Start of RAW RECORDS
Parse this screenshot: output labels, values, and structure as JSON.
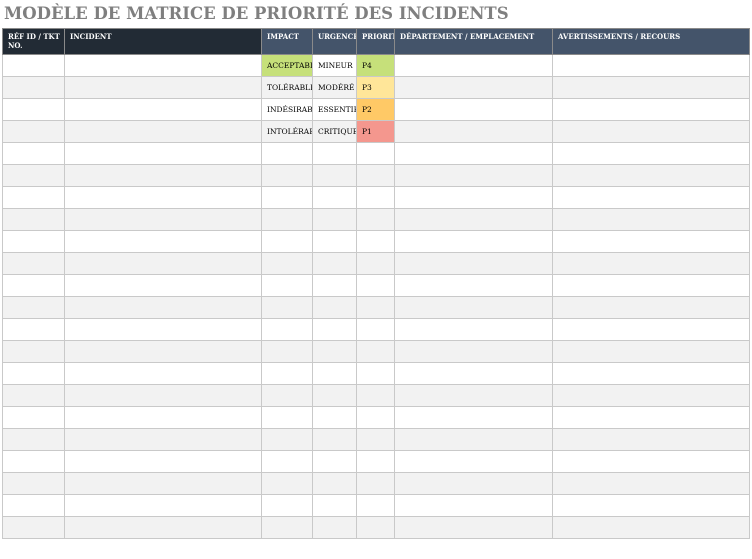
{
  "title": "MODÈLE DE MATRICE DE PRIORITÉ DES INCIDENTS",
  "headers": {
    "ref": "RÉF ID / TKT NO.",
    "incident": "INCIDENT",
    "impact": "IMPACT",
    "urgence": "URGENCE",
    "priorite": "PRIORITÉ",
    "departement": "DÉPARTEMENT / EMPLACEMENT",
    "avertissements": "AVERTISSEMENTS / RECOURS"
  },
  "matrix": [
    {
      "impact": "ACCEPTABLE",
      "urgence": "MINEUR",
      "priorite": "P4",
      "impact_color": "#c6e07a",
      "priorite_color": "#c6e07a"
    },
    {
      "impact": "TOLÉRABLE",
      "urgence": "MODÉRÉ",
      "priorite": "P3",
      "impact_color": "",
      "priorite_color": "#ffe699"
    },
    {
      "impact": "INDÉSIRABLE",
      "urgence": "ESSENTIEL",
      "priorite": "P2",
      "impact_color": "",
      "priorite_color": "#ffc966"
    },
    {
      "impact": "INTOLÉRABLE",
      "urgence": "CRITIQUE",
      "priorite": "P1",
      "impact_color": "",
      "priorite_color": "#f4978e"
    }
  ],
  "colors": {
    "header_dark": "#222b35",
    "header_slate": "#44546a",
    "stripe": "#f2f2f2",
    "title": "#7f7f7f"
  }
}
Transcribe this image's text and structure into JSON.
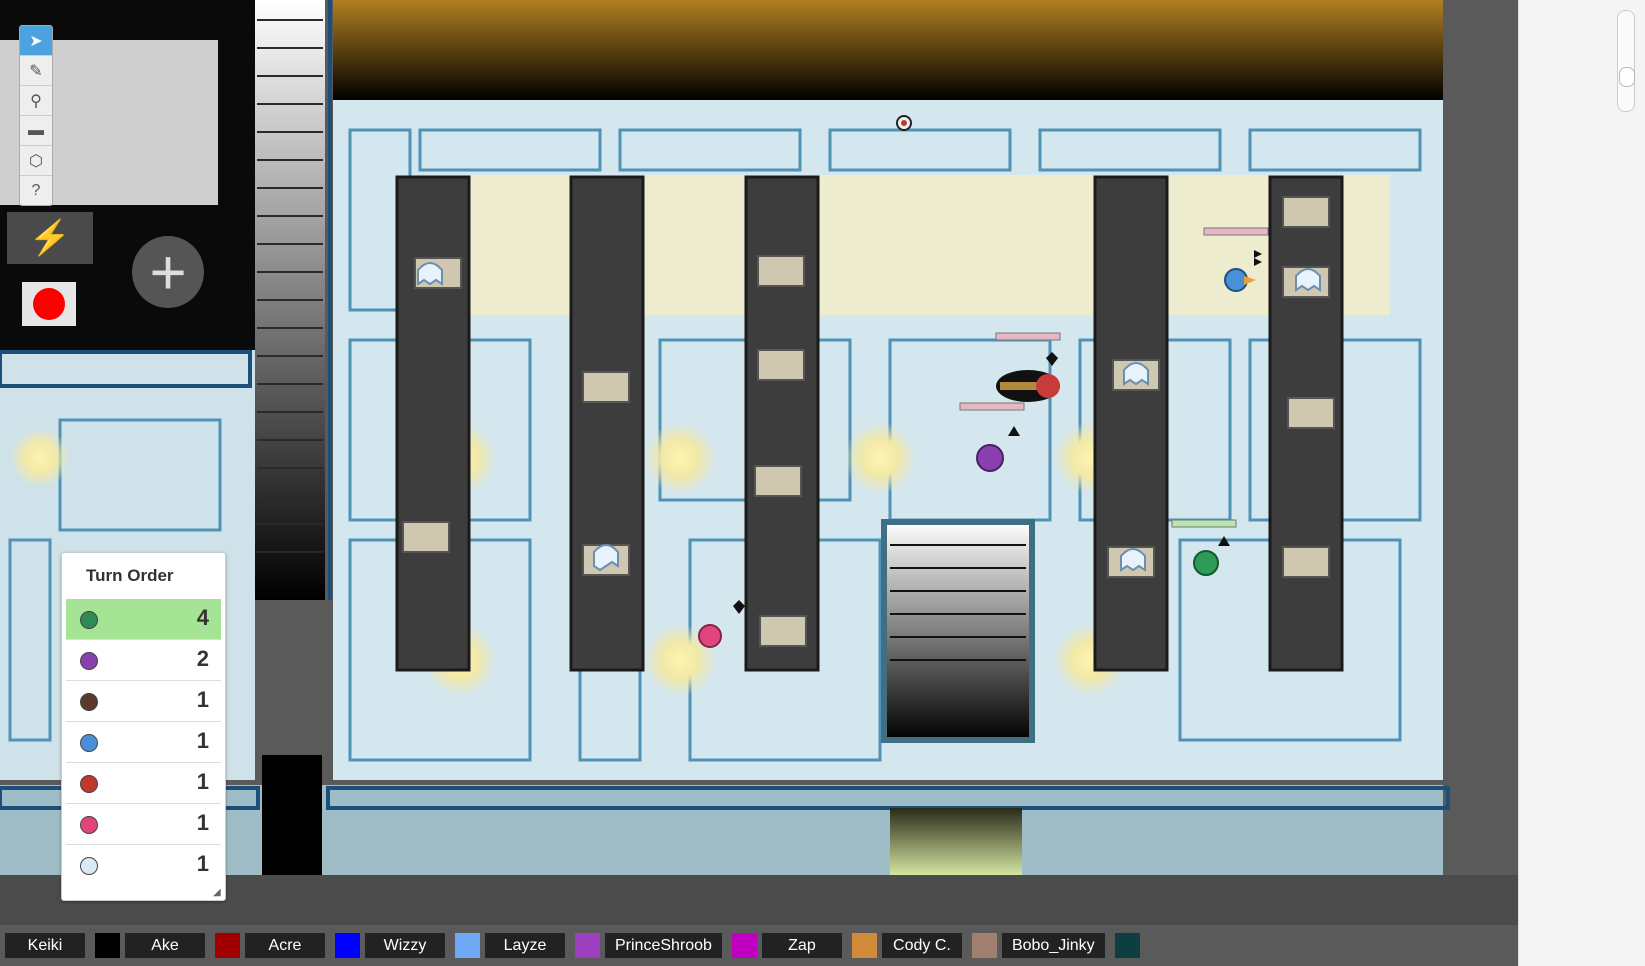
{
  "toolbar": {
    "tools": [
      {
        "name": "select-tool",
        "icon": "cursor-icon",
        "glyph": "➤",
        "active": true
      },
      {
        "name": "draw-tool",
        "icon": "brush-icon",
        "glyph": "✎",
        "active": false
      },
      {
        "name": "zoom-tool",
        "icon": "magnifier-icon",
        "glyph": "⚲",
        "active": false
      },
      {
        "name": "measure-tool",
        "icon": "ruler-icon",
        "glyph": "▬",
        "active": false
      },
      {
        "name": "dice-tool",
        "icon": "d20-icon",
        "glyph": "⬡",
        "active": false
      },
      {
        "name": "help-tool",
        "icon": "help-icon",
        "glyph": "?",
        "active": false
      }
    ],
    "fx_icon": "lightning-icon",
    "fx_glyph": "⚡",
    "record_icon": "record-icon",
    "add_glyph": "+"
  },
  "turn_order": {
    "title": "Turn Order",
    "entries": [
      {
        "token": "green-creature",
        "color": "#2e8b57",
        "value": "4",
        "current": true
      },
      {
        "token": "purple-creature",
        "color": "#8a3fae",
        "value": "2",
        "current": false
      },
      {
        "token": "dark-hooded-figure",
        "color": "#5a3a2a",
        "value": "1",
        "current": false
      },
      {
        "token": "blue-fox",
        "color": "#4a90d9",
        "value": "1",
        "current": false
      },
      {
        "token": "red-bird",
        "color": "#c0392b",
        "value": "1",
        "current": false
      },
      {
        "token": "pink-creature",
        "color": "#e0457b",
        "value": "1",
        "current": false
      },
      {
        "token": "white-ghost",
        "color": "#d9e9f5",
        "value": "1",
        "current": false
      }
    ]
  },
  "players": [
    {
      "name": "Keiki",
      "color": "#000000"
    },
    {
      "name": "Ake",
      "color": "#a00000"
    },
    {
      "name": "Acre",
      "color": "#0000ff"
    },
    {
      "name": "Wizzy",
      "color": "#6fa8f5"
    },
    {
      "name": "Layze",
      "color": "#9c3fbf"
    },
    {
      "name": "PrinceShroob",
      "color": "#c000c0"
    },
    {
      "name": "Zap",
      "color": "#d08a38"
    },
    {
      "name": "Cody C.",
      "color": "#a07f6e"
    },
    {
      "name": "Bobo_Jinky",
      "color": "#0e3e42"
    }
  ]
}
End of RAW RECORDS
**WHAT IS ASKED**
Every record above should be written out again exactly; the pictures stay out of the copy.

**RESULT FOR THIS EXERCISE**
Parse this screenshot: output labels, values, and structure as JSON.
{
  "title": "MODÈLE DE MATRICE DE PRIORITÉ DES INCIDENTS",
  "headers": {
    "ref": "RÉF ID / TKT NO.",
    "incident": "INCIDENT",
    "impact": "IMPACT",
    "urgence": "URGENCE",
    "priorite": "PRIORITÉ",
    "departement": "DÉPARTEMENT / EMPLACEMENT",
    "avertissements": "AVERTISSEMENTS / RECOURS"
  },
  "matrix": [
    {
      "impact": "ACCEPTABLE",
      "urgence": "MINEUR",
      "priorite": "P4",
      "impact_color": "#c6e07a",
      "priorite_color": "#c6e07a"
    },
    {
      "impact": "TOLÉRABLE",
      "urgence": "MODÉRÉ",
      "priorite": "P3",
      "impact_color": "",
      "priorite_color": "#ffe699"
    },
    {
      "impact": "INDÉSIRABLE",
      "urgence": "ESSENTIEL",
      "priorite": "P2",
      "impact_color": "",
      "priorite_color": "#ffc966"
    },
    {
      "impact": "INTOLÉRABLE",
      "urgence": "CRITIQUE",
      "priorite": "P1",
      "impact_color": "",
      "priorite_color": "#f4978e"
    }
  ],
  "colors": {
    "header_dark": "#222b35",
    "header_slate": "#44546a",
    "stripe": "#f2f2f2",
    "title": "#7f7f7f"
  }
}
Transcribe this image's text and structure into JSON.
{
  "toolbar": {
    "tools": [
      {
        "name": "select-tool",
        "icon": "cursor-icon",
        "glyph": "➤",
        "active": true
      },
      {
        "name": "draw-tool",
        "icon": "brush-icon",
        "glyph": "✎",
        "active": false
      },
      {
        "name": "zoom-tool",
        "icon": "magnifier-icon",
        "glyph": "⚲",
        "active": false
      },
      {
        "name": "measure-tool",
        "icon": "ruler-icon",
        "glyph": "▬",
        "active": false
      },
      {
        "name": "dice-tool",
        "icon": "d20-icon",
        "glyph": "⬡",
        "active": false
      },
      {
        "name": "help-tool",
        "icon": "help-icon",
        "glyph": "?",
        "active": false
      }
    ],
    "fx_icon": "lightning-icon",
    "fx_glyph": "⚡",
    "record_icon": "record-icon",
    "add_glyph": "+"
  },
  "turn_order": {
    "title": "Turn Order",
    "entries": [
      {
        "token": "green-creature",
        "color": "#2e8b57",
        "value": "4",
        "current": true
      },
      {
        "token": "purple-creature",
        "color": "#8a3fae",
        "value": "2",
        "current": false
      },
      {
        "token": "dark-hooded-figure",
        "color": "#5a3a2a",
        "value": "1",
        "current": false
      },
      {
        "token": "blue-fox",
        "color": "#4a90d9",
        "value": "1",
        "current": false
      },
      {
        "token": "red-bird",
        "color": "#c0392b",
        "value": "1",
        "current": false
      },
      {
        "token": "pink-creature",
        "color": "#e0457b",
        "value": "1",
        "current": false
      },
      {
        "token": "white-ghost",
        "color": "#d9e9f5",
        "value": "1",
        "current": false
      }
    ]
  },
  "players": [
    {
      "name": "Keiki",
      "color": "#000000"
    },
    {
      "name": "Ake",
      "color": "#a00000"
    },
    {
      "name": "Acre",
      "color": "#0000ff"
    },
    {
      "name": "Wizzy",
      "color": "#6fa8f5"
    },
    {
      "name": "Layze",
      "color": "#9c3fbf"
    },
    {
      "name": "PrinceShroob",
      "color": "#c000c0"
    },
    {
      "name": "Zap",
      "color": "#d08a38"
    },
    {
      "name": "Cody C.",
      "color": "#a07f6e"
    },
    {
      "name": "Bobo_Jinky",
      "color": "#0e3e42"
    }
  ]
}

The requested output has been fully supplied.